# Start of MATERIALS PROVIDED

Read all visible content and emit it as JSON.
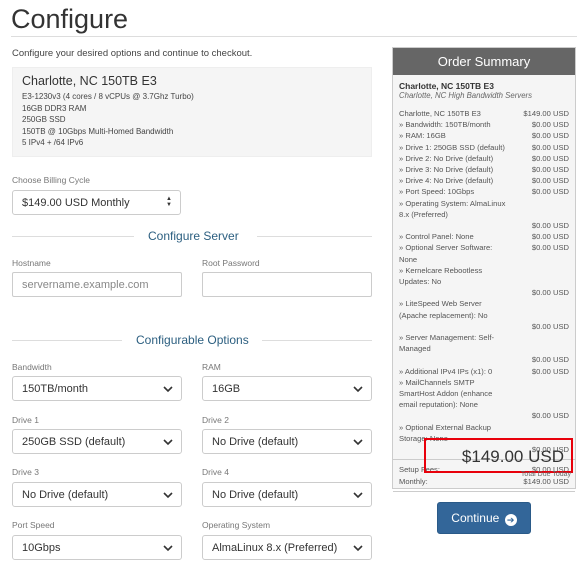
{
  "page": {
    "title": "Configure",
    "intro": "Configure your desired options and continue to checkout."
  },
  "product": {
    "name": "Charlotte, NC 150TB E3",
    "specs": [
      "E3-1230v3 (4 cores / 8 vCPUs @ 3.7Ghz Turbo)",
      "16GB DDR3 RAM",
      "250GB SSD",
      "150TB @ 10Gbps Multi-Homed Bandwidth",
      "5 IPv4 + /64 IPv6"
    ]
  },
  "billing": {
    "label": "Choose Billing Cycle",
    "value": "$149.00 USD Monthly"
  },
  "configure_server": {
    "heading": "Configure Server",
    "hostname_label": "Hostname",
    "hostname_placeholder": "servername.example.com",
    "password_label": "Root Password",
    "password_value": ""
  },
  "options": {
    "heading": "Configurable Options",
    "bandwidth_label": "Bandwidth",
    "bandwidth_value": "150TB/month",
    "ram_label": "RAM",
    "ram_value": "16GB",
    "drive1_label": "Drive 1",
    "drive1_value": "250GB SSD (default)",
    "drive2_label": "Drive 2",
    "drive2_value": "No Drive (default)",
    "drive3_label": "Drive 3",
    "drive3_value": "No Drive (default)",
    "drive4_label": "Drive 4",
    "drive4_value": "No Drive (default)",
    "port_label": "Port Speed",
    "port_value": "10Gbps",
    "os_label": "Operating System",
    "os_value": "AlmaLinux 8.x (Preferred)"
  },
  "summary": {
    "heading": "Order Summary",
    "product": "Charlotte, NC 150TB E3",
    "group": "Charlotte, NC High Bandwidth Servers",
    "lines": [
      {
        "label": "Charlotte, NC 150TB E3",
        "amount": "$149.00 USD"
      },
      {
        "label": "» Bandwidth: 150TB/month",
        "amount": "$0.00 USD"
      },
      {
        "label": "» RAM: 16GB",
        "amount": "$0.00 USD"
      },
      {
        "label": "» Drive 1: 250GB SSD (default)",
        "amount": "$0.00 USD"
      },
      {
        "label": "» Drive 2: No Drive (default)",
        "amount": "$0.00 USD"
      },
      {
        "label": "» Drive 3: No Drive (default)",
        "amount": "$0.00 USD"
      },
      {
        "label": "» Drive 4: No Drive (default)",
        "amount": "$0.00 USD"
      },
      {
        "label": "» Port Speed: 10Gbps",
        "amount": "$0.00 USD"
      },
      {
        "label": "» Operating System: AlmaLinux 8.x (Preferred)",
        "amount": "$0.00 USD",
        "wrap": true
      },
      {
        "label": "» Control Panel: None",
        "amount": "$0.00 USD"
      },
      {
        "label": "» Optional Server Software: None",
        "amount": "$0.00 USD"
      },
      {
        "label": "» Kernelcare Rebootless Updates: No",
        "amount": "$0.00 USD",
        "wrap": true
      },
      {
        "label": "» LiteSpeed Web Server (Apache replacement): No",
        "amount": "$0.00 USD",
        "wrap": true
      },
      {
        "label": "» Server Management: Self-Managed",
        "amount": "$0.00 USD",
        "wrap": true
      },
      {
        "label": "» Additional IPv4 IPs (x1): 0",
        "amount": "$0.00 USD"
      },
      {
        "label": "» MailChannels SMTP SmartHost Addon (enhance email reputation): None",
        "amount": "$0.00 USD",
        "wrap": true
      },
      {
        "label": "» Optional External Backup Storage: None",
        "amount": "$0.00 USD",
        "wrap": true
      }
    ],
    "setup_label": "Setup Fees:",
    "setup_amount": "$0.00 USD",
    "monthly_label": "Monthly:",
    "monthly_amount": "$149.00 USD",
    "total": "$149.00 USD",
    "total_label": "Total Due Today"
  },
  "continue_label": "Continue"
}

# End of MATERIALS PROVIDED

▶ **PROBLEM TO WORK ON**:
Find the lines with the string "Preferred" and reproduce them.

▶ **EXERCISE RESULT**:
    "os_value": "AlmaLinux 8.x (Preferred)"
        "label": "» Operating System: AlmaLinux 8.x (Preferred)",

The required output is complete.